--- Begin ---

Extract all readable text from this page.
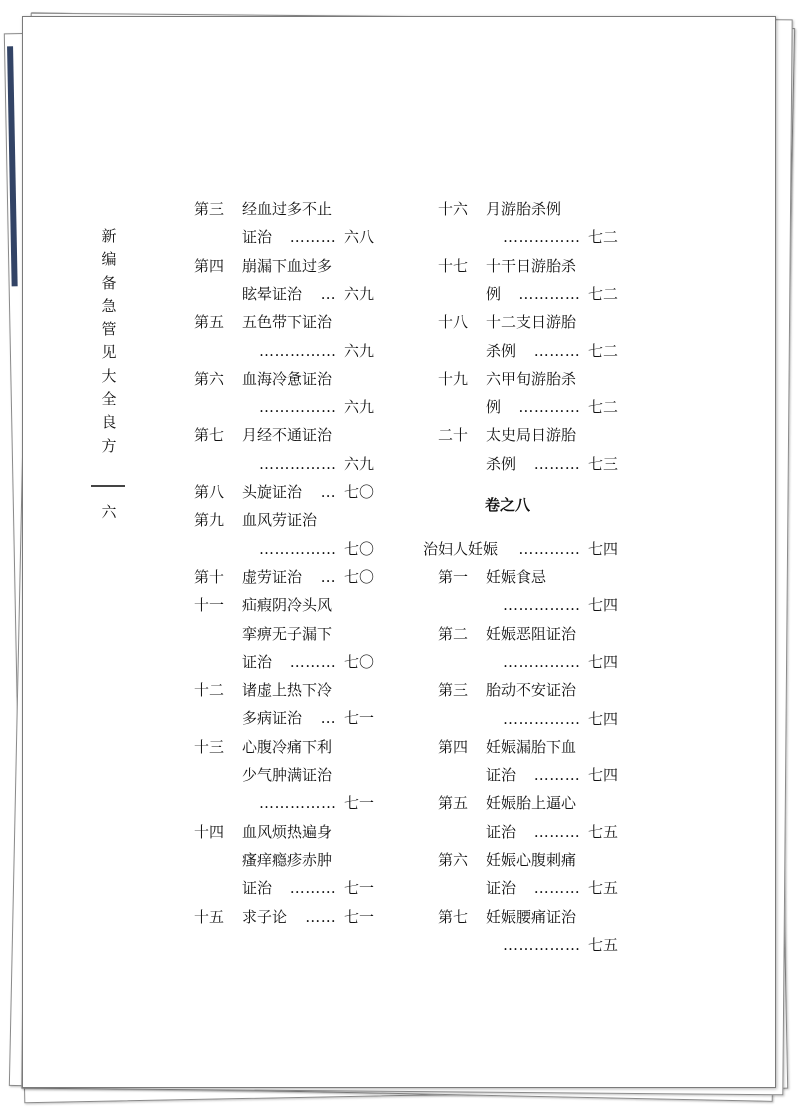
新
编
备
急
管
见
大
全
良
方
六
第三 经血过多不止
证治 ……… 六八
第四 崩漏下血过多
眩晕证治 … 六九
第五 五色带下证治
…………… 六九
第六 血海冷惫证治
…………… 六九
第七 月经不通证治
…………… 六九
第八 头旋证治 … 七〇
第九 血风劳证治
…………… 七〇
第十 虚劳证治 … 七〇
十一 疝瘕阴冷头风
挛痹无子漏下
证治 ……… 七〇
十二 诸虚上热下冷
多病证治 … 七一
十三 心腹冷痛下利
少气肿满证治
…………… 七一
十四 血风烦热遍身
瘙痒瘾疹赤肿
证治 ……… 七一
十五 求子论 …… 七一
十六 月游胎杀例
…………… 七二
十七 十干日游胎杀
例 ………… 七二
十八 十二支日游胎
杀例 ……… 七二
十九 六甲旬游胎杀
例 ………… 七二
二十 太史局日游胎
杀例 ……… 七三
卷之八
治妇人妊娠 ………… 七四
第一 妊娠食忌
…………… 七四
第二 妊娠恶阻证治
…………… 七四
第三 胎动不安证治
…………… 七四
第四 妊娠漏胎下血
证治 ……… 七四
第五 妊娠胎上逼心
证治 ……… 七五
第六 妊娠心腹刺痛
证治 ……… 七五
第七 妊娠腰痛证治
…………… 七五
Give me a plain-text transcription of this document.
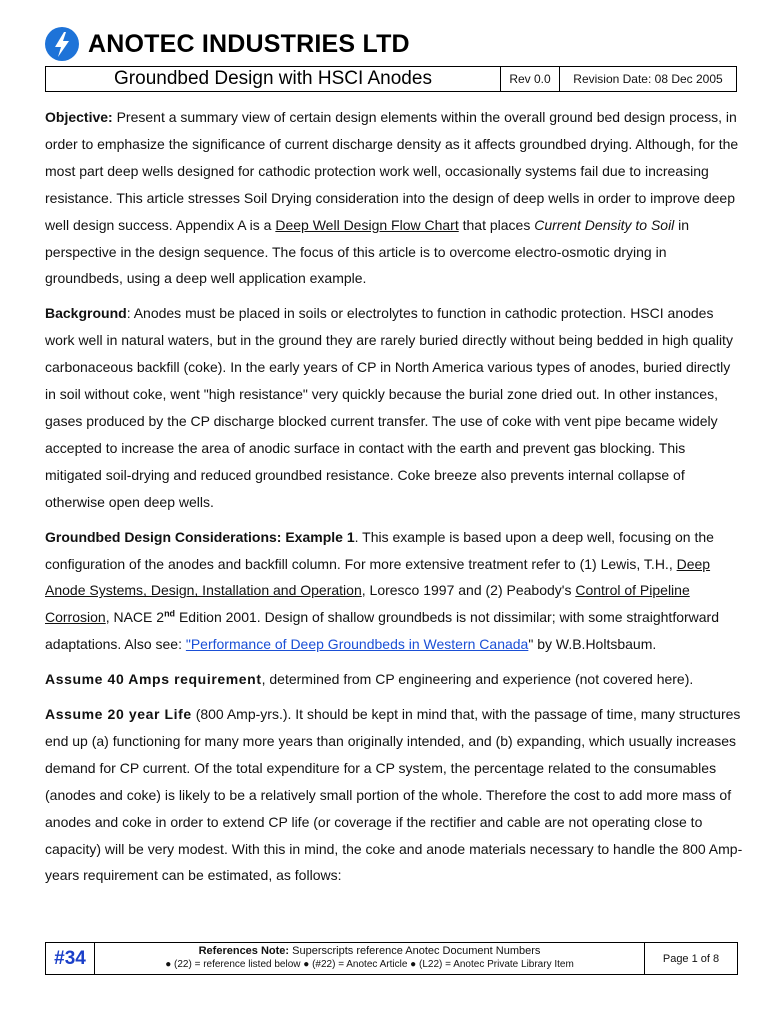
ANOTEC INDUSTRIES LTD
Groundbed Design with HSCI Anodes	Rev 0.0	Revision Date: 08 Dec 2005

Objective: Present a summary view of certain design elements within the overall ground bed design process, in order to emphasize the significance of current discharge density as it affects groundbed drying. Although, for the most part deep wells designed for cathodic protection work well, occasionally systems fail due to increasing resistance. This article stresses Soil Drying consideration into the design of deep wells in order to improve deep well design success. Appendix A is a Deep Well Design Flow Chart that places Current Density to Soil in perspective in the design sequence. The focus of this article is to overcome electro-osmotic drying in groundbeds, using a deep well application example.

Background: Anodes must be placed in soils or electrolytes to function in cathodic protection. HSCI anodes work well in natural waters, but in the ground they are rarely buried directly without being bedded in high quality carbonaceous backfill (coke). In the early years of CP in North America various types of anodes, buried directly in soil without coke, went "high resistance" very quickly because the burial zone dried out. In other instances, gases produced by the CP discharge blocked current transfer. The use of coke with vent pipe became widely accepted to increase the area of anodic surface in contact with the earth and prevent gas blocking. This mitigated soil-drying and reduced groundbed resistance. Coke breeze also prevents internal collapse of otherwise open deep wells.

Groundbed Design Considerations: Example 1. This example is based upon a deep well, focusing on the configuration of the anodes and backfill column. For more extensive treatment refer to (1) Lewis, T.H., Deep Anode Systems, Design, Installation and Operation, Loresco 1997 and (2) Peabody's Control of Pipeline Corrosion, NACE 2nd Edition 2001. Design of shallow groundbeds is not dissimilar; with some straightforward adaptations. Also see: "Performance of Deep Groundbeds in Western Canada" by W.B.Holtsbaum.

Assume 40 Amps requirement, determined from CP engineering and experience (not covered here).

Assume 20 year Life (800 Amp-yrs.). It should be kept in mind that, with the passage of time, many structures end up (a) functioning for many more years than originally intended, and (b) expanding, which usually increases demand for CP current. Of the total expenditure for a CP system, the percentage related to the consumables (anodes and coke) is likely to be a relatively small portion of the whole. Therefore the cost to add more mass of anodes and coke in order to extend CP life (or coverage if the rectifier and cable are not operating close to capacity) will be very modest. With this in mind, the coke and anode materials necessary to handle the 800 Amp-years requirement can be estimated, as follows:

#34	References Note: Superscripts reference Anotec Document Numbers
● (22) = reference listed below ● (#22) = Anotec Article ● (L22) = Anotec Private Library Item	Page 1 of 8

--- End ---

Skip the pictures, then retype every line above exactly.

Extract all readable text from this page.
新
编
备
急
管
见
大
全
良
方
六
第三 经血过多不止
证治 ……… 六八
第四 崩漏下血过多
眩晕证治 … 六九
第五 五色带下证治
…………… 六九
第六 血海冷惫证治
…………… 六九
第七 月经不通证治
…………… 六九
第八 头旋证治 … 七〇
第九 血风劳证治
…………… 七〇
第十 虚劳证治 … 七〇
十一 疝瘕阴冷头风
挛痹无子漏下
证治 ……… 七〇
十二 诸虚上热下冷
多病证治 … 七一
十三 心腹冷痛下利
少气肿满证治
…………… 七一
十四 血风烦热遍身
瘙痒瘾疹赤肿
证治 ……… 七一
十五 求子论 …… 七一
十六 月游胎杀例
…………… 七二
十七 十干日游胎杀
例 ………… 七二
十八 十二支日游胎
杀例 ……… 七二
十九 六甲旬游胎杀
例 ………… 七二
二十 太史局日游胎
杀例 ……… 七三
卷之八
治妇人妊娠 ………… 七四
第一 妊娠食忌
…………… 七四
第二 妊娠恶阻证治
…………… 七四
第三 胎动不安证治
…………… 七四
第四 妊娠漏胎下血
证治 ……… 七四
第五 妊娠胎上逼心
证治 ……… 七五
第六 妊娠心腹刺痛
证治 ……… 七五
第七 妊娠腰痛证治
…………… 七五
Give me a plain-text transcription of this document.
ANOTEC INDUSTRIES LTD
Groundbed Design with HSCI Anodes	Rev 0.0	Revision Date: 08 Dec 2005

Objective: Present a summary view of certain design elements within the overall ground bed design process, in order to emphasize the significance of current discharge density as it affects groundbed drying. Although, for the most part deep wells designed for cathodic protection work well, occasionally systems fail due to increasing resistance. This article stresses Soil Drying consideration into the design of deep wells in order to improve deep well design success. Appendix A is a Deep Well Design Flow Chart that places Current Density to Soil in perspective in the design sequence. The focus of this article is to overcome electro-osmotic drying in groundbeds, using a deep well application example.

Background: Anodes must be placed in soils or electrolytes to function in cathodic protection. HSCI anodes work well in natural waters, but in the ground they are rarely buried directly without being bedded in high quality carbonaceous backfill (coke). In the early years of CP in North America various types of anodes, buried directly in soil without coke, went "high resistance" very quickly because the burial zone dried out. In other instances, gases produced by the CP discharge blocked current transfer. The use of coke with vent pipe became widely accepted to increase the area of anodic surface in contact with the earth and prevent gas blocking. This mitigated soil-drying and reduced groundbed resistance. Coke breeze also prevents internal collapse of otherwise open deep wells.

Groundbed Design Considerations: Example 1. This example is based upon a deep well, focusing on the configuration of the anodes and backfill column. For more extensive treatment refer to (1) Lewis, T.H., Deep Anode Systems, Design, Installation and Operation, Loresco 1997 and (2) Peabody's Control of Pipeline Corrosion, NACE 2nd Edition 2001. Design of shallow groundbeds is not dissimilar; with some straightforward adaptations. Also see: "Performance of Deep Groundbeds in Western Canada" by W.B.Holtsbaum.

Assume 40 Amps requirement, determined from CP engineering and experience (not covered here).

Assume 20 year Life (800 Amp-yrs.). It should be kept in mind that, with the passage of time, many structures end up (a) functioning for many more years than originally intended, and (b) expanding, which usually increases demand for CP current. Of the total expenditure for a CP system, the percentage related to the consumables (anodes and coke) is likely to be a relatively small portion of the whole. Therefore the cost to add more mass of anodes and coke in order to extend CP life (or coverage if the rectifier and cable are not operating close to capacity) will be very modest. With this in mind, the coke and anode materials necessary to handle the 800 Amp-years requirement can be estimated, as follows:

#34	References Note: Superscripts reference Anotec Document Numbers
● (22) = reference listed below ● (#22) = Anotec Article ● (L22) = Anotec Private Library Item	Page 1 of 8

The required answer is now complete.